◆ Problem description
Repeat the records below exactly as they appear.

◆ Data shown
• • • • • • •

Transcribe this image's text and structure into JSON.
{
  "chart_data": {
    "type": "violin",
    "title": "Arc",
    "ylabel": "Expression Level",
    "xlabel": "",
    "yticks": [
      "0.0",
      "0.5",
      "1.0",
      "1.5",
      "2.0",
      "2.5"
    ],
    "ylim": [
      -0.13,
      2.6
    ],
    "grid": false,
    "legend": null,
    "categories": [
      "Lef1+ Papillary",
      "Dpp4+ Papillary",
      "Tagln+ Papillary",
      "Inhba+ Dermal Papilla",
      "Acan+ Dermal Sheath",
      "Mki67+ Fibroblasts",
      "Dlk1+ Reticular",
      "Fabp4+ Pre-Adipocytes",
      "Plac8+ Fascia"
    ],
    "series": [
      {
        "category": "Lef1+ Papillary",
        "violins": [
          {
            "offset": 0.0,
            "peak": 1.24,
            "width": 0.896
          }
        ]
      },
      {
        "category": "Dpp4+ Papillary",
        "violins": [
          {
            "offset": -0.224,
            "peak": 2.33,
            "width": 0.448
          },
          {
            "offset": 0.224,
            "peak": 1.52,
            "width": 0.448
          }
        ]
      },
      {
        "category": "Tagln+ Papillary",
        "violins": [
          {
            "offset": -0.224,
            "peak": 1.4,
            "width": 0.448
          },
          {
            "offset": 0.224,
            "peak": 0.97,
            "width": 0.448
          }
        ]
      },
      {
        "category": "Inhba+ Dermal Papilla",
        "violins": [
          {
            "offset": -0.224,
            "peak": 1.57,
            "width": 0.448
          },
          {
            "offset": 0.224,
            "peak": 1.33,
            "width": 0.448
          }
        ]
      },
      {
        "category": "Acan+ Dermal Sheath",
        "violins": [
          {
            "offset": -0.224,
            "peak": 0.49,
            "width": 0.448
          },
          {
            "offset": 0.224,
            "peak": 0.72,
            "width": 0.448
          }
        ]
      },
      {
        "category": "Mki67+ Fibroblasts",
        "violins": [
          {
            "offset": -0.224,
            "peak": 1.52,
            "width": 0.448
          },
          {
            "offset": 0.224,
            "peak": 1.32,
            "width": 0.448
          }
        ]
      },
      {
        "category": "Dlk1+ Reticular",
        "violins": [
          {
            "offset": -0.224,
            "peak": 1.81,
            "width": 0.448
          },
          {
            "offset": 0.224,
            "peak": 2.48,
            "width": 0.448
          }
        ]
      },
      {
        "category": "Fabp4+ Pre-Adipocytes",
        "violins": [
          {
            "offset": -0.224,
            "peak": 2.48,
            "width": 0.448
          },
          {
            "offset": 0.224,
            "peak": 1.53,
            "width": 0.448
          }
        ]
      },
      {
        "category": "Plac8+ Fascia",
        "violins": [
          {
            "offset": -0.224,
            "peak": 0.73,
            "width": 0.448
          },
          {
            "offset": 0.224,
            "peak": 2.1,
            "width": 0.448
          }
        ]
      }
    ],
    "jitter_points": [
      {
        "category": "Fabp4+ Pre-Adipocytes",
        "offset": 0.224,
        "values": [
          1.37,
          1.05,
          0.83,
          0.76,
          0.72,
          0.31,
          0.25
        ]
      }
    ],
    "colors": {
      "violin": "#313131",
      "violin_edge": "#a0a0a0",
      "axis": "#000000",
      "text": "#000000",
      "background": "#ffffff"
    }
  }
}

• • • • • • •

◆ Answer to this task
Transcribe this image's text and structure into JSON.
{
  "chart_data": {
    "type": "violin",
    "title": "Arc",
    "ylabel": "Expression Level",
    "xlabel": "",
    "yticks": [
      "0.0",
      "0.5",
      "1.0",
      "1.5",
      "2.0",
      "2.5"
    ],
    "ylim": [
      -0.13,
      2.6
    ],
    "grid": false,
    "legend": null,
    "categories": [
      "Lef1+ Papillary",
      "Dpp4+ Papillary",
      "Tagln+ Papillary",
      "Inhba+ Dermal Papilla",
      "Acan+ Dermal Sheath",
      "Mki67+ Fibroblasts",
      "Dlk1+ Reticular",
      "Fabp4+ Pre-Adipocytes",
      "Plac8+ Fascia"
    ],
    "series": [
      {
        "category": "Lef1+ Papillary",
        "violins": [
          {
            "offset": 0.0,
            "peak": 1.24,
            "width": 0.896
          }
        ]
      },
      {
        "category": "Dpp4+ Papillary",
        "violins": [
          {
            "offset": -0.224,
            "peak": 2.33,
            "width": 0.448
          },
          {
            "offset": 0.224,
            "peak": 1.52,
            "width": 0.448
          }
        ]
      },
      {
        "category": "Tagln+ Papillary",
        "violins": [
          {
            "offset": -0.224,
            "peak": 1.4,
            "width": 0.448
          },
          {
            "offset": 0.224,
            "peak": 0.97,
            "width": 0.448
          }
        ]
      },
      {
        "category": "Inhba+ Dermal Papilla",
        "violins": [
          {
            "offset": -0.224,
            "peak": 1.57,
            "width": 0.448
          },
          {
            "offset": 0.224,
            "peak": 1.33,
            "width": 0.448
          }
        ]
      },
      {
        "category": "Acan+ Dermal Sheath",
        "violins": [
          {
            "offset": -0.224,
            "peak": 0.49,
            "width": 0.448
          },
          {
            "offset": 0.224,
            "peak": 0.72,
            "width": 0.448
          }
        ]
      },
      {
        "category": "Mki67+ Fibroblasts",
        "violins": [
          {
            "offset": -0.224,
            "peak": 1.52,
            "width": 0.448
          },
          {
            "offset": 0.224,
            "peak": 1.32,
            "width": 0.448
          }
        ]
      },
      {
        "category": "Dlk1+ Reticular",
        "violins": [
          {
            "offset": -0.224,
            "peak": 1.81,
            "width": 0.448
          },
          {
            "offset": 0.224,
            "peak": 2.48,
            "width": 0.448
          }
        ]
      },
      {
        "category": "Fabp4+ Pre-Adipocytes",
        "violins": [
          {
            "offset": -0.224,
            "peak": 2.48,
            "width": 0.448
          },
          {
            "offset": 0.224,
            "peak": 1.53,
            "width": 0.448
          }
        ]
      },
      {
        "category": "Plac8+ Fascia",
        "violins": [
          {
            "offset": -0.224,
            "peak": 0.73,
            "width": 0.448
          },
          {
            "offset": 0.224,
            "peak": 2.1,
            "width": 0.448
          }
        ]
      }
    ],
    "jitter_points": [
      {
        "category": "Fabp4+ Pre-Adipocytes",
        "offset": 0.224,
        "values": [
          1.37,
          1.05,
          0.83,
          0.76,
          0.72,
          0.31,
          0.25
        ]
      }
    ],
    "colors": {
      "violin": "#313131",
      "violin_edge": "#a0a0a0",
      "axis": "#000000",
      "text": "#000000",
      "background": "#ffffff"
    }
  }
}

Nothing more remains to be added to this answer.